EXERCISE REQUIREMENTS →
Replace every "UI" in the records below with "interface" and write all the lines out again otherwise unchanged, leaving the pictures out.

INPUT RECORDS →
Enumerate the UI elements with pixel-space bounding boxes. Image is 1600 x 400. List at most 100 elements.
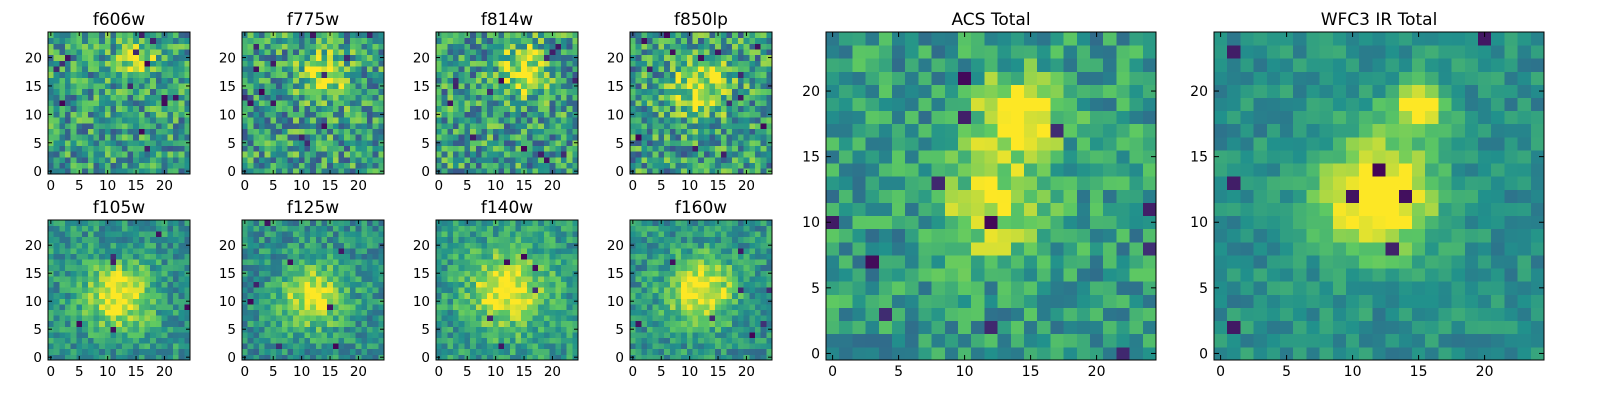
- heatmap-cell: [492, 309, 499, 316]
- heatmap-cell: [110, 134, 117, 141]
- heatmap-cell: [464, 281, 471, 288]
- heatmap-cell: [749, 111, 756, 118]
- heatmap-cell: [715, 162, 722, 169]
- heatmap-cell: [361, 220, 368, 226]
- heatmap-cell: [355, 145, 362, 152]
- heatmap-cell: [658, 49, 665, 56]
- heatmap-cell: [361, 253, 368, 260]
- heatmap-cell: [270, 281, 277, 288]
- heatmap-cell: [652, 156, 659, 164]
- heatmap-cell: [287, 37, 294, 44]
- heatmap-cell: [458, 253, 465, 260]
- heatmap-cell: [372, 315, 379, 322]
- heatmap-cell: [53, 270, 60, 277]
- heatmap-cell: [70, 66, 77, 73]
- heatmap-cell: [754, 343, 762, 350]
- heatmap-cell: [116, 32, 123, 39]
- heatmap-cell: [293, 264, 300, 271]
- heatmap-cell: [355, 156, 362, 164]
- heatmap-cell: [475, 264, 482, 271]
- heatmap-cell: [270, 292, 277, 299]
- heatmap-cell: [555, 83, 562, 90]
- heatmap-cell: [560, 281, 568, 288]
- heatmap-cell: [293, 292, 300, 299]
- heatmap-cell: [161, 320, 168, 327]
- heatmap-cell: [647, 348, 654, 355]
- heatmap-cell: [703, 292, 710, 299]
- heatmap-cell: [138, 292, 145, 299]
- heatmap-cell: [82, 60, 89, 67]
- heatmap-cell: [184, 117, 191, 124]
- heatmap-cell: [167, 264, 174, 271]
- heatmap-cell: [133, 117, 140, 124]
- heatmap-cell: [133, 348, 140, 355]
- heatmap-cell: [150, 134, 157, 141]
- heatmap-cell: [121, 320, 128, 327]
- heatmap-cell: [453, 281, 460, 288]
- heatmap-cell: [87, 292, 94, 299]
- heatmap-cell: [658, 37, 665, 44]
- heatmap-cell: [315, 168, 322, 175]
- heatmap-cell: [93, 111, 100, 118]
- heatmap-cell: [315, 54, 322, 61]
- heatmap-cell: [167, 117, 174, 124]
- heatmap-cell: [172, 83, 180, 90]
- heatmap-cell: [481, 134, 488, 141]
- heatmap-cell: [549, 236, 556, 243]
- heatmap-cell: [492, 304, 499, 310]
- heatmap-cell: [647, 326, 654, 333]
- heatmap-cell: [310, 54, 317, 61]
- heatmap-cell: [184, 32, 191, 39]
- heatmap-cell: [133, 88, 140, 95]
- heatmap-cell: [737, 105, 744, 112]
- heatmap-cell: [543, 83, 550, 90]
- heatmap-cell: [703, 304, 710, 310]
- heatmap-cell: [155, 128, 162, 135]
- heatmap-cell: [144, 94, 151, 101]
- heatmap-cell: [65, 168, 72, 175]
- heatmap-cell: [487, 134, 494, 141]
- heatmap-cell: [487, 151, 494, 158]
- heatmap-cell: [99, 145, 106, 152]
- heatmap-cell: [664, 117, 671, 124]
- heatmap-cell: [178, 168, 185, 175]
- heatmap-cell: [70, 320, 77, 327]
- heatmap-cell: [560, 270, 568, 277]
- heatmap-cell: [150, 111, 157, 118]
- heatmap-cell: [121, 117, 128, 124]
- heatmap-cell: [749, 66, 756, 73]
- heatmap-cell: [698, 60, 705, 67]
- heatmap-cell: [675, 134, 682, 141]
- heatmap-cell: [65, 270, 72, 277]
- heatmap-cell: [378, 332, 385, 338]
- heatmap-cell: [703, 83, 710, 90]
- heatmap-cell: [532, 292, 539, 299]
- heatmap-cell: [338, 32, 345, 39]
- heatmap-cell: [543, 253, 550, 260]
- heatmap-cell: [675, 298, 682, 305]
- heatmap-cell: [65, 276, 72, 282]
- heatmap-cell: [726, 122, 733, 129]
- heatmap-cell: [59, 309, 66, 316]
- heatmap-cell: [59, 54, 66, 61]
- heatmap-cell: [436, 276, 443, 282]
- y-tick-label: 15: [607, 79, 624, 95]
- heatmap-cell: [133, 111, 140, 118]
- heatmap-cell: [298, 225, 305, 232]
- heatmap-cell: [161, 326, 168, 333]
- x-tick-label: 5: [75, 178, 84, 194]
- heatmap-cell: [304, 304, 311, 310]
- heatmap-cell: [549, 343, 556, 350]
- heatmap-cell: [65, 117, 72, 124]
- x-tick-label: 15: [127, 364, 144, 380]
- heatmap-cell: [259, 320, 266, 327]
- heatmap-cell: [726, 276, 733, 282]
- heatmap-cell: [121, 231, 128, 238]
- heatmap-cell: [76, 156, 83, 164]
- heatmap-cell: [287, 105, 294, 112]
- heatmap-cell: [458, 100, 465, 107]
- heatmap-cell: [76, 88, 83, 95]
- heatmap-cell: [161, 309, 168, 316]
- heatmap-cell: [276, 139, 283, 146]
- heatmap-cell: [732, 139, 739, 146]
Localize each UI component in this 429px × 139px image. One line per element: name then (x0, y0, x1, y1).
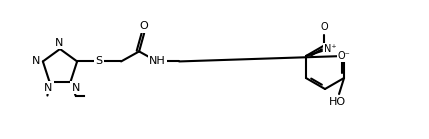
Text: S: S (96, 56, 103, 66)
Text: O: O (320, 22, 328, 32)
Text: O⁻: O⁻ (338, 51, 350, 61)
Text: N⁺: N⁺ (324, 44, 337, 54)
Text: N: N (31, 56, 40, 66)
Text: HO: HO (329, 97, 346, 107)
Text: N: N (55, 38, 63, 48)
Text: N: N (44, 83, 53, 93)
Text: N: N (72, 83, 80, 93)
Text: NH: NH (149, 56, 166, 66)
Text: O: O (140, 21, 148, 31)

FINISHED ANSWER →
Enumerate the interface elements with pixel-space bounding boxes. Image is 1600 x 400. List at most 100 elements.
- heatmap-cell: [492, 309, 499, 316]
- heatmap-cell: [110, 134, 117, 141]
- heatmap-cell: [464, 281, 471, 288]
- heatmap-cell: [749, 111, 756, 118]
- heatmap-cell: [715, 162, 722, 169]
- heatmap-cell: [361, 220, 368, 226]
- heatmap-cell: [355, 145, 362, 152]
- heatmap-cell: [658, 49, 665, 56]
- heatmap-cell: [361, 253, 368, 260]
- heatmap-cell: [270, 281, 277, 288]
- heatmap-cell: [652, 156, 659, 164]
- heatmap-cell: [287, 37, 294, 44]
- heatmap-cell: [458, 253, 465, 260]
- heatmap-cell: [372, 315, 379, 322]
- heatmap-cell: [53, 270, 60, 277]
- heatmap-cell: [70, 66, 77, 73]
- heatmap-cell: [754, 343, 762, 350]
- heatmap-cell: [116, 32, 123, 39]
- heatmap-cell: [293, 264, 300, 271]
- heatmap-cell: [355, 156, 362, 164]
- heatmap-cell: [475, 264, 482, 271]
- heatmap-cell: [270, 292, 277, 299]
- heatmap-cell: [555, 83, 562, 90]
- heatmap-cell: [560, 281, 568, 288]
- heatmap-cell: [293, 292, 300, 299]
- heatmap-cell: [161, 320, 168, 327]
- heatmap-cell: [647, 348, 654, 355]
- heatmap-cell: [703, 292, 710, 299]
- heatmap-cell: [138, 292, 145, 299]
- heatmap-cell: [82, 60, 89, 67]
- heatmap-cell: [184, 117, 191, 124]
- heatmap-cell: [167, 264, 174, 271]
- heatmap-cell: [133, 117, 140, 124]
- heatmap-cell: [133, 348, 140, 355]
- heatmap-cell: [150, 134, 157, 141]
- heatmap-cell: [121, 320, 128, 327]
- heatmap-cell: [453, 281, 460, 288]
- heatmap-cell: [87, 292, 94, 299]
- heatmap-cell: [658, 37, 665, 44]
- heatmap-cell: [315, 168, 322, 175]
- heatmap-cell: [93, 111, 100, 118]
- heatmap-cell: [315, 54, 322, 61]
- heatmap-cell: [167, 117, 174, 124]
- heatmap-cell: [172, 83, 180, 90]
- heatmap-cell: [481, 134, 488, 141]
- heatmap-cell: [549, 236, 556, 243]
- heatmap-cell: [492, 304, 499, 310]
- heatmap-cell: [647, 326, 654, 333]
- heatmap-cell: [310, 54, 317, 61]
- heatmap-cell: [184, 32, 191, 39]
- heatmap-cell: [133, 88, 140, 95]
- heatmap-cell: [737, 105, 744, 112]
- heatmap-cell: [543, 83, 550, 90]
- heatmap-cell: [703, 304, 710, 310]
- heatmap-cell: [155, 128, 162, 135]
- heatmap-cell: [144, 94, 151, 101]
- heatmap-cell: [65, 168, 72, 175]
- heatmap-cell: [487, 134, 494, 141]
- heatmap-cell: [487, 151, 494, 158]
- heatmap-cell: [99, 145, 106, 152]
- heatmap-cell: [664, 117, 671, 124]
- heatmap-cell: [178, 168, 185, 175]
- heatmap-cell: [70, 320, 77, 327]
- heatmap-cell: [560, 270, 568, 277]
- heatmap-cell: [150, 111, 157, 118]
- heatmap-cell: [121, 117, 128, 124]
- heatmap-cell: [749, 66, 756, 73]
- heatmap-cell: [698, 60, 705, 67]
- heatmap-cell: [675, 134, 682, 141]
- heatmap-cell: [65, 270, 72, 277]
- heatmap-cell: [378, 332, 385, 338]
- heatmap-cell: [703, 83, 710, 90]
- heatmap-cell: [532, 292, 539, 299]
- heatmap-cell: [338, 32, 345, 39]
- heatmap-cell: [543, 253, 550, 260]
- heatmap-cell: [675, 298, 682, 305]
- heatmap-cell: [65, 276, 72, 282]
- heatmap-cell: [726, 122, 733, 129]
- heatmap-cell: [59, 309, 66, 316]
- heatmap-cell: [59, 54, 66, 61]
- heatmap-cell: [436, 276, 443, 282]
- y-tick-label: 15: [607, 79, 624, 95]
- heatmap-cell: [133, 111, 140, 118]
- heatmap-cell: [298, 225, 305, 232]
- heatmap-cell: [161, 326, 168, 333]
- x-tick-label: 5: [75, 178, 84, 194]
- heatmap-cell: [304, 304, 311, 310]
- heatmap-cell: [549, 343, 556, 350]
- heatmap-cell: [65, 117, 72, 124]
- x-tick-label: 15: [127, 364, 144, 380]
- heatmap-cell: [259, 320, 266, 327]
- heatmap-cell: [726, 276, 733, 282]
- heatmap-cell: [121, 231, 128, 238]
- heatmap-cell: [76, 156, 83, 164]
- heatmap-cell: [287, 105, 294, 112]
- heatmap-cell: [458, 100, 465, 107]
- heatmap-cell: [76, 88, 83, 95]
- heatmap-cell: [161, 309, 168, 316]
- heatmap-cell: [276, 139, 283, 146]
- heatmap-cell: [732, 139, 739, 146]
Localize each interface component in this 429px × 139px image. One line per element: name then (x0, y0, x1, y1).
Text: S: S (96, 56, 103, 66)
Text: O: O (320, 22, 328, 32)
Text: O⁻: O⁻ (338, 51, 350, 61)
Text: N⁺: N⁺ (324, 44, 337, 54)
Text: N: N (31, 56, 40, 66)
Text: HO: HO (329, 97, 346, 107)
Text: N: N (55, 38, 63, 48)
Text: N: N (44, 83, 53, 93)
Text: N: N (72, 83, 80, 93)
Text: NH: NH (149, 56, 166, 66)
Text: O: O (140, 21, 148, 31)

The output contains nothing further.